Dataset rows:
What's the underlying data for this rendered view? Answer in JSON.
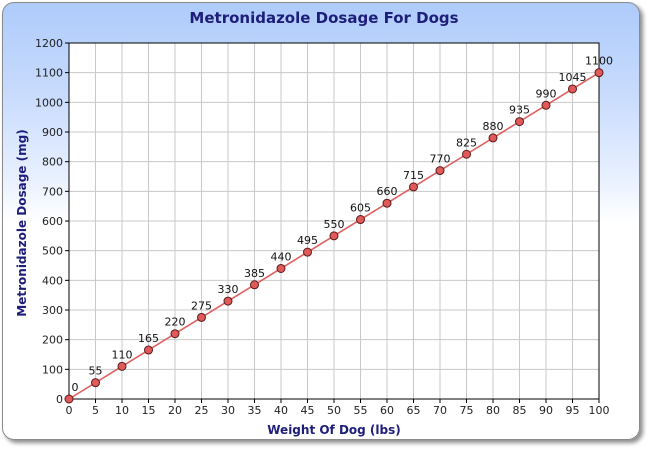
{
  "chart_data": {
    "type": "line",
    "title": "Metronidazole Dosage For Dogs",
    "xlabel": "Weight Of Dog (lbs)",
    "ylabel": "Metronidazole Dosage (mg)",
    "x": [
      0,
      5,
      10,
      15,
      20,
      25,
      30,
      35,
      40,
      45,
      50,
      55,
      60,
      65,
      70,
      75,
      80,
      85,
      90,
      95,
      100
    ],
    "series": [
      {
        "values": [
          0,
          55,
          110,
          165,
          220,
          275,
          330,
          385,
          440,
          495,
          550,
          605,
          660,
          715,
          770,
          825,
          880,
          935,
          990,
          1045,
          1100
        ]
      }
    ],
    "xlim": [
      0,
      100
    ],
    "ylim": [
      0,
      1200
    ],
    "xticks": [
      "0",
      "5",
      "10",
      "15",
      "20",
      "25",
      "30",
      "35",
      "40",
      "45",
      "50",
      "55",
      "60",
      "65",
      "70",
      "75",
      "80",
      "85",
      "90",
      "95",
      "100"
    ],
    "yticks": [
      "0",
      "100",
      "200",
      "300",
      "400",
      "500",
      "600",
      "700",
      "800",
      "900",
      "1000",
      "1100",
      "1200"
    ],
    "grid": true,
    "legend": "none",
    "colors": {
      "line": "#e06060",
      "marker_fill": "#e05a5a",
      "marker_stroke": "#5a1a1a",
      "title": "#1d1d7a",
      "grid": "#c8c8c8"
    }
  }
}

What the exercise asks: Report only the number of lines in the listing that contain the word "title".

In response: 2